● **Jobs**
(a) In the reflection on Bel Canto, what award did the novel win?
(b) Pick up the reflection on Bel Canto after its final sentence and keep writing it.

● **Quoted passage**

+ + +

Winnowing a year’s worth of memorable reads to a list of our top 100 picks has always felt--to our pack of rabid Amazonian booklovers--agonizing at times, but we now have new appreciation for the luxury of having slots enough for (almost all of) our true favorites. Compiling a short list of 10 books representing the best of the past decade was a much more unforgiving exercise, and I suspect some tears were shed (if only silently, in the shower) over the sidelining of the wondrous Oscar Wao.
The only personal pick I truly miss having on our decade list is Ann Patchett’s Pen/Faulkner Award-winning Bel Canto, which will surely be among the very first books I revisit someday (in that mythical time when I have time to reread). Other books may have had more objective literary merit (whatever that means), but for me, a tiny handful were as memorable.
Set in an unidentified South American country, Bel Canto takes place almost entirely within the walls of a palatial home, where a crowd of diplomats enjoying a famous opera singer's performance at a birthday party become the hostages of young insurgents--and remain their prisoners for weeks that stretch into months.
The story draws much of its dramatic tension from its moments of violence (and the knowledge that this situation cannot end well for captors and captives, all of whom we come to know and care for), but Patchett's characters transform most profoundly when hit by the power of love. They fall under the thrall of the soprano's extraordinary voice, of music itself, of a language they have just begun to understand, of the garden that surrounds the house with increasingly untamed exuberance. Some find themselves utterly transformed by their longing for each other, and they dwell in a sort of blissful paradox, imprisoned, yet unmoored from the structure of their outside lives, so that their mutual captivity becomes a new kind of freedom.

+ + +

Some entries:

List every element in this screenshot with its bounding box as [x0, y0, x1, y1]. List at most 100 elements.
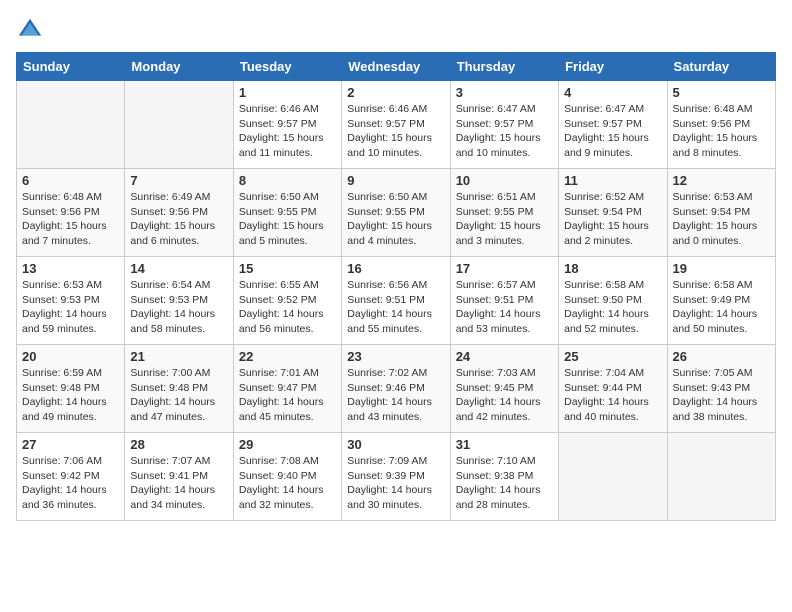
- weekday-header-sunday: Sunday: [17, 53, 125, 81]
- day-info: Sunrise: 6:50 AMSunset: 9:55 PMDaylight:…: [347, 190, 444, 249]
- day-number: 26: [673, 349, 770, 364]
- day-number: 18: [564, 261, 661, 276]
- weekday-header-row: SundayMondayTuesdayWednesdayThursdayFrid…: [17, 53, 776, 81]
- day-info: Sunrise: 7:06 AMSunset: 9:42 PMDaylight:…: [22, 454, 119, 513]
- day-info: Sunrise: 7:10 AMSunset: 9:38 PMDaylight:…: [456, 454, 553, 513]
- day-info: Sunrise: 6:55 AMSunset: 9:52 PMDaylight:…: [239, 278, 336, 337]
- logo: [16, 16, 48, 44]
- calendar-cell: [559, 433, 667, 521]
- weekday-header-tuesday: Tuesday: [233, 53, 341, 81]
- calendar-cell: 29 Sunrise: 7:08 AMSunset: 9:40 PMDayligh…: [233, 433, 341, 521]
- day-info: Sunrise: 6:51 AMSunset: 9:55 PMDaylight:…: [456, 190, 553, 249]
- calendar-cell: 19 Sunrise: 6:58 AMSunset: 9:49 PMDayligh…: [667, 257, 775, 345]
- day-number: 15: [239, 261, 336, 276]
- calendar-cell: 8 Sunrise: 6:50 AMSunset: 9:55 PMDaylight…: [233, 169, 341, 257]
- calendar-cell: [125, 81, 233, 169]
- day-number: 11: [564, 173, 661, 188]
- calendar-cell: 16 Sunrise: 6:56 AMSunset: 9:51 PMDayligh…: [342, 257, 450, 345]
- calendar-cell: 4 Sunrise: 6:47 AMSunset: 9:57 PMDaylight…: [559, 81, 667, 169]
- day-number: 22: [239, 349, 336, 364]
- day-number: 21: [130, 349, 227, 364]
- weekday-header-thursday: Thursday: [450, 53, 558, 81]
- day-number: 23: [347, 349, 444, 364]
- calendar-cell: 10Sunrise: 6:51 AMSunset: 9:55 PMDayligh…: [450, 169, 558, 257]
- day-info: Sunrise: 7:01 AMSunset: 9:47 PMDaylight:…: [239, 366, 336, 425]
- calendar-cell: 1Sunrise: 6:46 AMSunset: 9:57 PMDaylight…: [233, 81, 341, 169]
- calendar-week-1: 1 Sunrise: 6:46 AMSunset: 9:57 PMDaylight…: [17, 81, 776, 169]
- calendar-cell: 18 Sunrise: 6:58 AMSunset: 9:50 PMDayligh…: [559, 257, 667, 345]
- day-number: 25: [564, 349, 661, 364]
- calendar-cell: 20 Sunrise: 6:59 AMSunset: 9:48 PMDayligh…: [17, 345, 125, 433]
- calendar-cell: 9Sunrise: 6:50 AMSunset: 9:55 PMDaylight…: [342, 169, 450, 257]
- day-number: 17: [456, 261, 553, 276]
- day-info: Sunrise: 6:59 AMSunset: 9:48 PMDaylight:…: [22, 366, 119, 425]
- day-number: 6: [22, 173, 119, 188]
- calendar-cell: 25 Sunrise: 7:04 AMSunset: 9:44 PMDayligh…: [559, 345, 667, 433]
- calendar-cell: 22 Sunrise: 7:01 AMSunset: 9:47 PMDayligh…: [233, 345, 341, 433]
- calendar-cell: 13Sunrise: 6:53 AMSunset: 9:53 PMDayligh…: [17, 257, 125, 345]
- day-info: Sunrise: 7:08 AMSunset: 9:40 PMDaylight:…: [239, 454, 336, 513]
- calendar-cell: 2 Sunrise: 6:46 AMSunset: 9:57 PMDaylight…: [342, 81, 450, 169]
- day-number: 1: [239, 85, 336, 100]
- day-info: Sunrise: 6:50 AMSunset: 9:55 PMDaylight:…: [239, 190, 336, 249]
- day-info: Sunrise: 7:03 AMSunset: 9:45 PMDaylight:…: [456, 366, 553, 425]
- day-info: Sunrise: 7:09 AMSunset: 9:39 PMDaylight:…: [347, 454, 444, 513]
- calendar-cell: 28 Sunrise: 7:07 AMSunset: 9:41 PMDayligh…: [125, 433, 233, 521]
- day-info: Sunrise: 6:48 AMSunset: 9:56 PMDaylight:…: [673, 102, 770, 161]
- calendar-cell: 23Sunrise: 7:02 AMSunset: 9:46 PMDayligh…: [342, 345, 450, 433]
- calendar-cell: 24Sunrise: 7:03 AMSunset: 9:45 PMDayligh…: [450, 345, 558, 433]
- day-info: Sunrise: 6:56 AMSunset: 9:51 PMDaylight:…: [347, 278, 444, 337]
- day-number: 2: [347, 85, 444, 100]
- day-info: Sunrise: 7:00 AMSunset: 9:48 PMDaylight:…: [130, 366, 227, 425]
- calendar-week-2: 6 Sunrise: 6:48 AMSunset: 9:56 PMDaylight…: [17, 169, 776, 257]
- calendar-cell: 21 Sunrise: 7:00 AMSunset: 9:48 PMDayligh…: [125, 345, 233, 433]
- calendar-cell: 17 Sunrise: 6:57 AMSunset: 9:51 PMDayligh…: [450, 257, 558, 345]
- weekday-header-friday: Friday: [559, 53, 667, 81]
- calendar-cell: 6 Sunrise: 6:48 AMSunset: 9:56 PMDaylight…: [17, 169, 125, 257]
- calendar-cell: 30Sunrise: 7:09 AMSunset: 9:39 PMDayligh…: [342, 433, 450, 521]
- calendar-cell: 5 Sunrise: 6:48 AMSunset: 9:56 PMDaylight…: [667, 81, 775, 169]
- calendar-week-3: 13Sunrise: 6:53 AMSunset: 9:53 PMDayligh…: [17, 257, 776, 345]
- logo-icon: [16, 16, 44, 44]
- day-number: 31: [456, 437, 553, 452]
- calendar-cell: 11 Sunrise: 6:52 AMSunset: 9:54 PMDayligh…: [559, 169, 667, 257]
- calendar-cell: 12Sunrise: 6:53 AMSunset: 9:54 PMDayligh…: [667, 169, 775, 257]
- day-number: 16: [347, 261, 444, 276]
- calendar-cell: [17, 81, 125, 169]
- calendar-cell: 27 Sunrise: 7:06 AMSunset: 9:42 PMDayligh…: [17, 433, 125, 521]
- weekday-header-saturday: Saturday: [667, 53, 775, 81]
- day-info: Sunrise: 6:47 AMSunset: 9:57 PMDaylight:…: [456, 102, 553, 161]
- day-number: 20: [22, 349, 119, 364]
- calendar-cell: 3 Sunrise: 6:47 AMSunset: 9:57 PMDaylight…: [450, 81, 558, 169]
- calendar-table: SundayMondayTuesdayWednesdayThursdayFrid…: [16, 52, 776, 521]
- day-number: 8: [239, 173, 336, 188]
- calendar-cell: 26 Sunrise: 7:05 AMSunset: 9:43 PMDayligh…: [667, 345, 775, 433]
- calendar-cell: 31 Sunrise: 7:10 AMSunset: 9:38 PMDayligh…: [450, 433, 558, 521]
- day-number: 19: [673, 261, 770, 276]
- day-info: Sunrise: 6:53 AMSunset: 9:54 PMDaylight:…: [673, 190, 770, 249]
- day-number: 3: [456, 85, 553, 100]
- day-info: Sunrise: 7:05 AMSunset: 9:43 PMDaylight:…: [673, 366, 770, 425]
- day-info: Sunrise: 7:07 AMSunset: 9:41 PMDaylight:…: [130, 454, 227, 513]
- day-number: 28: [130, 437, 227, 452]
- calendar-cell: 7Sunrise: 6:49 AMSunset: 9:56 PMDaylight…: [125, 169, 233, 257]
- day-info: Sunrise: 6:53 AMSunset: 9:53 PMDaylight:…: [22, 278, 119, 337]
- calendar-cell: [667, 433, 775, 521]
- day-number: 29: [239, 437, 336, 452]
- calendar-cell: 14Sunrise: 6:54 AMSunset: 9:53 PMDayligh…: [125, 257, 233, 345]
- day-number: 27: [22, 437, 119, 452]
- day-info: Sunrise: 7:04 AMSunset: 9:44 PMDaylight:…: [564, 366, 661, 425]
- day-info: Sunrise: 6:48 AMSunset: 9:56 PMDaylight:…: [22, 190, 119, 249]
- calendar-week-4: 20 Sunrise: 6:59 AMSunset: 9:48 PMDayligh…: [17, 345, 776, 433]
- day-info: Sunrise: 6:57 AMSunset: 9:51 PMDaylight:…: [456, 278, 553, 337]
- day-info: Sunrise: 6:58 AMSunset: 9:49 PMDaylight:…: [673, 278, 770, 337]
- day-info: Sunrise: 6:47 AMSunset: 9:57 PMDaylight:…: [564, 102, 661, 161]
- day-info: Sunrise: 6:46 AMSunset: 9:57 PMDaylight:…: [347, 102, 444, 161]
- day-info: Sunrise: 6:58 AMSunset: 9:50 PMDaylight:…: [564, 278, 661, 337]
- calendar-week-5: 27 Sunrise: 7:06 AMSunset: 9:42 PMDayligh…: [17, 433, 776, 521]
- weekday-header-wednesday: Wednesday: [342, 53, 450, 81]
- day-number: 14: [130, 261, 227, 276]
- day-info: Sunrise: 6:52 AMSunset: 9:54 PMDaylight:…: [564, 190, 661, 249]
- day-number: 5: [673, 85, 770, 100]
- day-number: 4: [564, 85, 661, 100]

+ + +

● **Task results**
(a) The Pen/Faulkner Award.

(b)
Bel Canto feels subtly, deeply romantic from its opening scene, which I share with you in the hope that you won't let another decade go by without willingly making yourself its hostage (if only for a few hours). --Mari
They did not see a kiss, that would have been impossible. The darkness that came on them was startling and complete. Not only was everyone there certain of a kiss, they claimed they could identify the type of kiss: it was strong and passionate, and it took her by surprise.
They were all looking right at her when the lights went out. They were still applauding, each on his or her feet, still in the fullest throes of hands slapping together, elbows up. Not one person had come anywhere close to tiring. The Italians and the French were yelling, "Brava! Brava!" and the Japanese turned away from them.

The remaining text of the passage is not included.